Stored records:
--- Begin ---

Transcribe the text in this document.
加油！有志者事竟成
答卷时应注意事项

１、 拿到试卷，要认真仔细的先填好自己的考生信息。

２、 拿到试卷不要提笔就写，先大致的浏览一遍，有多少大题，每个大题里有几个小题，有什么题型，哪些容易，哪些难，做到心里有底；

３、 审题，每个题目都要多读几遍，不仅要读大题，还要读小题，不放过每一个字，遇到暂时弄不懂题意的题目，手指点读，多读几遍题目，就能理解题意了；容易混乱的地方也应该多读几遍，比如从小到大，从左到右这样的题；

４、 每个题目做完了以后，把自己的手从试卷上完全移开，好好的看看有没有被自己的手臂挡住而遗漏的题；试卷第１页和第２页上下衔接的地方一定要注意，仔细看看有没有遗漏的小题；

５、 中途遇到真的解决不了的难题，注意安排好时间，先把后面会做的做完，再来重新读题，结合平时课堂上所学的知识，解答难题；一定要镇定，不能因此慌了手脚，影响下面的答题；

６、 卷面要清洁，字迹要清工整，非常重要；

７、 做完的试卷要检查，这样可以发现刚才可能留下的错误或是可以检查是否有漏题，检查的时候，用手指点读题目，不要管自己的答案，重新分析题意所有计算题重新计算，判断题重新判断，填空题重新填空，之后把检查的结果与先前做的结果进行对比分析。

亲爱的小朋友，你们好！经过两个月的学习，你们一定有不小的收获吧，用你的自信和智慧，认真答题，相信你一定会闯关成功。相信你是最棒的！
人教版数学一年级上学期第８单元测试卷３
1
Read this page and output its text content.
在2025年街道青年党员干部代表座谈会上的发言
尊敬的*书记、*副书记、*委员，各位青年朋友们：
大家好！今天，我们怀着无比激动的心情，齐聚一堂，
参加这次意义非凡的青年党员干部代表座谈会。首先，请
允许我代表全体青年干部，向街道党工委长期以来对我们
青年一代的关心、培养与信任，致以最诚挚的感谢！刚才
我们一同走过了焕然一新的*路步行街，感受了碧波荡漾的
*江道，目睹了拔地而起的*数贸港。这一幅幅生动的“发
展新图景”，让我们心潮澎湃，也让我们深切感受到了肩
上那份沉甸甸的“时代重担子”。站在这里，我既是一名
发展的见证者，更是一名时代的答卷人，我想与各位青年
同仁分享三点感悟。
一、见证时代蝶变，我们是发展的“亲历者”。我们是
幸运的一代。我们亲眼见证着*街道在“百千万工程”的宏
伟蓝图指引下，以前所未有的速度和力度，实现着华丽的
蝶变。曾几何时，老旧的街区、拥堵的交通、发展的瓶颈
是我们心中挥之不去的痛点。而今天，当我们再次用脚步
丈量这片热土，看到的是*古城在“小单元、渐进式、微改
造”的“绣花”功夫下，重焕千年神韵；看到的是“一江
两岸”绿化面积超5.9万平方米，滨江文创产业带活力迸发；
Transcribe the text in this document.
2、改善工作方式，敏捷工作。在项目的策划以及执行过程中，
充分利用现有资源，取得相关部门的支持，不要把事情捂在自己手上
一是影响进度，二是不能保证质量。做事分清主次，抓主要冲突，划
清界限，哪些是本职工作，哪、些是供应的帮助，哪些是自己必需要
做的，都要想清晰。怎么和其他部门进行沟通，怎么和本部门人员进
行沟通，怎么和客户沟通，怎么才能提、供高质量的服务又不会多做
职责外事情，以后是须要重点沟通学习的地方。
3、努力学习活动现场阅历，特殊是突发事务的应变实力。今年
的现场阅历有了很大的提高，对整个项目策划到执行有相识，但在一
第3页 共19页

--- End ---

[Task goal] Print out every record again, exactly and in full.

[Result for this task]
Transcribe the text in this document.
加油！有志者事竟成
答卷时应注意事项

１、 拿到试卷，要认真仔细的先填好自己的考生信息。

２、 拿到试卷不要提笔就写，先大致的浏览一遍，有多少大题，每个大题里有几个小题，有什么题型，哪些容易，哪些难，做到心里有底；

３、 审题，每个题目都要多读几遍，不仅要读大题，还要读小题，不放过每一个字，遇到暂时弄不懂题意的题目，手指点读，多读几遍题目，就能理解题意了；容易混乱的地方也应该多读几遍，比如从小到大，从左到右这样的题；

４、 每个题目做完了以后，把自己的手从试卷上完全移开，好好的看看有没有被自己的手臂挡住而遗漏的题；试卷第１页和第２页上下衔接的地方一定要注意，仔细看看有没有遗漏的小题；

５、 中途遇到真的解决不了的难题，注意安排好时间，先把后面会做的做完，再来重新读题，结合平时课堂上所学的知识，解答难题；一定要镇定，不能因此慌了手脚，影响下面的答题；

６、 卷面要清洁，字迹要清工整，非常重要；

７、 做完的试卷要检查，这样可以发现刚才可能留下的错误或是可以检查是否有漏题，检查的时候，用手指点读题目，不要管自己的答案，重新分析题意所有计算题重新计算，判断题重新判断，填空题重新填空，之后把检查的结果与先前做的结果进行对比分析。

亲爱的小朋友，你们好！经过两个月的学习，你们一定有不小的收获吧，用你的自信和智慧，认真答题，相信你一定会闯关成功。相信你是最棒的！
人教版数学一年级上学期第８单元测试卷３
1
Read this page and output its text content.
在2025年街道青年党员干部代表座谈会上的发言
尊敬的*书记、*副书记、*委员，各位青年朋友们：
大家好！今天，我们怀着无比激动的心情，齐聚一堂，
参加这次意义非凡的青年党员干部代表座谈会。首先，请
允许我代表全体青年干部，向街道党工委长期以来对我们
青年一代的关心、培养与信任，致以最诚挚的感谢！刚才
我们一同走过了焕然一新的*路步行街，感受了碧波荡漾的
*江道，目睹了拔地而起的*数贸港。这一幅幅生动的“发
展新图景”，让我们心潮澎湃，也让我们深切感受到了肩
上那份沉甸甸的“时代重担子”。站在这里，我既是一名
发展的见证者，更是一名时代的答卷人，我想与各位青年
同仁分享三点感悟。
一、见证时代蝶变，我们是发展的“亲历者”。我们是
幸运的一代。我们亲眼见证着*街道在“百千万工程”的宏
伟蓝图指引下，以前所未有的速度和力度，实现着华丽的
蝶变。曾几何时，老旧的街区、拥堵的交通、发展的瓶颈
是我们心中挥之不去的痛点。而今天，当我们再次用脚步
丈量这片热土，看到的是*古城在“小单元、渐进式、微改
造”的“绣花”功夫下，重焕千年神韵；看到的是“一江
两岸”绿化面积超5.9万平方米，滨江文创产业带活力迸发；
Transcribe the text in this document.
2、改善工作方式，敏捷工作。在项目的策划以及执行过程中，
充分利用现有资源，取得相关部门的支持，不要把事情捂在自己手上
一是影响进度，二是不能保证质量。做事分清主次，抓主要冲突，划
清界限，哪些是本职工作，哪、些是供应的帮助，哪些是自己必需要
做的，都要想清晰。怎么和其他部门进行沟通，怎么和本部门人员进
行沟通，怎么和客户沟通，怎么才能提、供高质量的服务又不会多做
职责外事情，以后是须要重点沟通学习的地方。
3、努力学习活动现场阅历，特殊是突发事务的应变实力。今年
的现场阅历有了很大的提高，对整个项目策划到执行有相识，但在一
第3页 共19页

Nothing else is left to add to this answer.